Requirement — Leave out the pictures and repeat every record exactly.

Stored data —
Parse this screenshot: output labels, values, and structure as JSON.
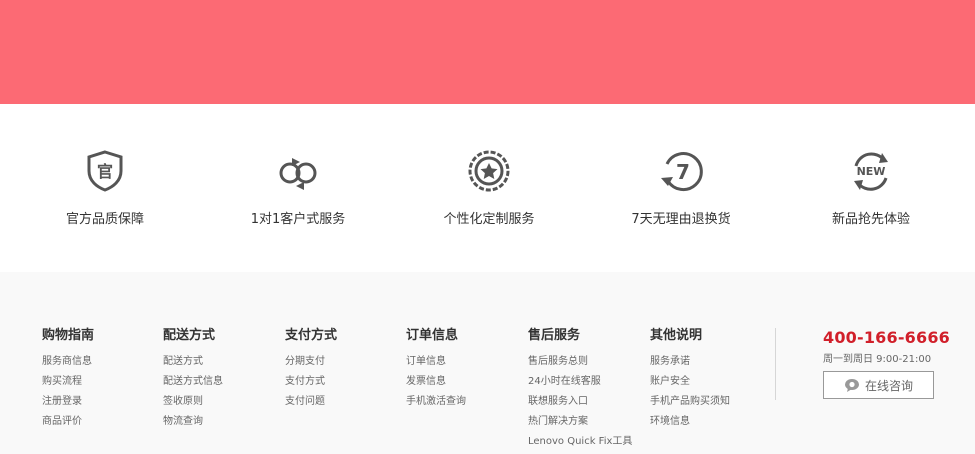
{
  "features": [
    {
      "label": "官方品质保障",
      "icon": "official-shield-icon"
    },
    {
      "label": "1对1客户式服务",
      "icon": "one-on-one-icon"
    },
    {
      "label": "个性化定制服务",
      "icon": "custom-star-badge-icon"
    },
    {
      "label": "7天无理由退换货",
      "icon": "seven-day-return-icon"
    },
    {
      "label": "新品抢先体验",
      "icon": "new-product-icon"
    }
  ],
  "icon_glyphs": {
    "official": "官",
    "seven": "7",
    "new": "NEW"
  },
  "columns": [
    {
      "title": "购物指南",
      "links": [
        "服务商信息",
        "购买流程",
        "注册登录",
        "商品评价"
      ]
    },
    {
      "title": "配送方式",
      "links": [
        "配送方式",
        "配送方式信息",
        "签收原则",
        "物流查询"
      ]
    },
    {
      "title": "支付方式",
      "links": [
        "分期支付",
        "支付方式",
        "支付问题"
      ]
    },
    {
      "title": "订单信息",
      "links": [
        "订单信息",
        "发票信息",
        "手机激活查询"
      ]
    },
    {
      "title": "售后服务",
      "links": [
        "售后服务总则",
        "24小时在线客服",
        "联想服务入口",
        "热门解决方案",
        "Lenovo Quick Fix工具"
      ]
    },
    {
      "title": "其他说明",
      "links": [
        "服务承诺",
        "账户安全",
        "手机产品购买须知",
        "环境信息"
      ]
    }
  ],
  "contact": {
    "phone": "400-166-6666",
    "hours": "周一到周日 9:00-21:00",
    "consult_label": "在线咨询",
    "consult_icon": "chat-bubble-icon"
  },
  "colors": {
    "banner": "#fc6a74",
    "phone": "#d11f2a",
    "icon": "#555555"
  }
}
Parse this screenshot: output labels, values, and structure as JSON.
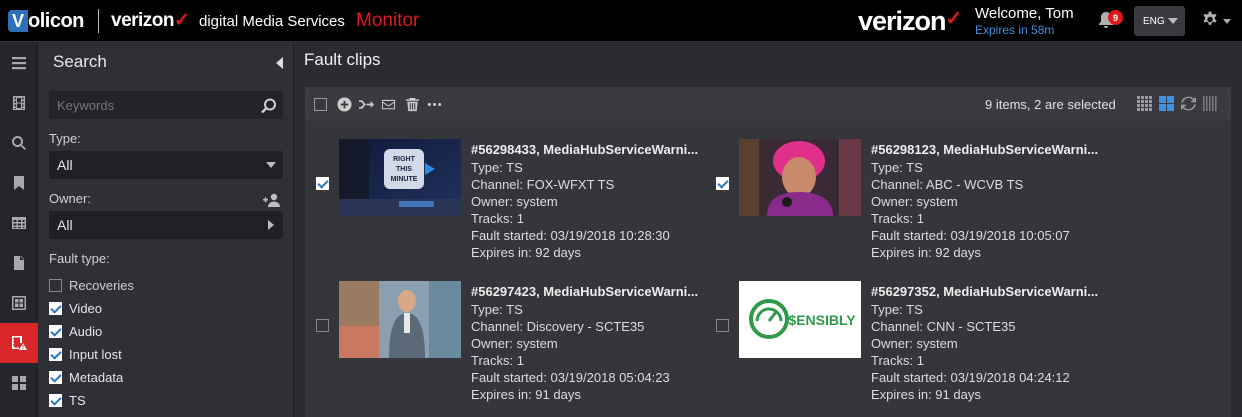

Answer to this problem —
Parse this screenshot: output labels, values, and structure as JSON.
{
  "features": [
    {
      "label": "官方品质保障",
      "icon": "official-shield-icon"
    },
    {
      "label": "1对1客户式服务",
      "icon": "one-on-one-icon"
    },
    {
      "label": "个性化定制服务",
      "icon": "custom-star-badge-icon"
    },
    {
      "label": "7天无理由退换货",
      "icon": "seven-day-return-icon"
    },
    {
      "label": "新品抢先体验",
      "icon": "new-product-icon"
    }
  ],
  "icon_glyphs": {
    "official": "官",
    "seven": "7",
    "new": "NEW"
  },
  "columns": [
    {
      "title": "购物指南",
      "links": [
        "服务商信息",
        "购买流程",
        "注册登录",
        "商品评价"
      ]
    },
    {
      "title": "配送方式",
      "links": [
        "配送方式",
        "配送方式信息",
        "签收原则",
        "物流查询"
      ]
    },
    {
      "title": "支付方式",
      "links": [
        "分期支付",
        "支付方式",
        "支付问题"
      ]
    },
    {
      "title": "订单信息",
      "links": [
        "订单信息",
        "发票信息",
        "手机激活查询"
      ]
    },
    {
      "title": "售后服务",
      "links": [
        "售后服务总则",
        "24小时在线客服",
        "联想服务入口",
        "热门解决方案",
        "Lenovo Quick Fix工具"
      ]
    },
    {
      "title": "其他说明",
      "links": [
        "服务承诺",
        "账户安全",
        "手机产品购买须知",
        "环境信息"
      ]
    }
  ],
  "contact": {
    "phone": "400-166-6666",
    "hours": "周一到周日 9:00-21:00",
    "consult_label": "在线咨询",
    "consult_icon": "chat-bubble-icon"
  },
  "colors": {
    "banner": "#fc6a74",
    "phone": "#d11f2a",
    "icon": "#555555"
  }
}
Parse this screenshot: output labels, values, and structure as JSON.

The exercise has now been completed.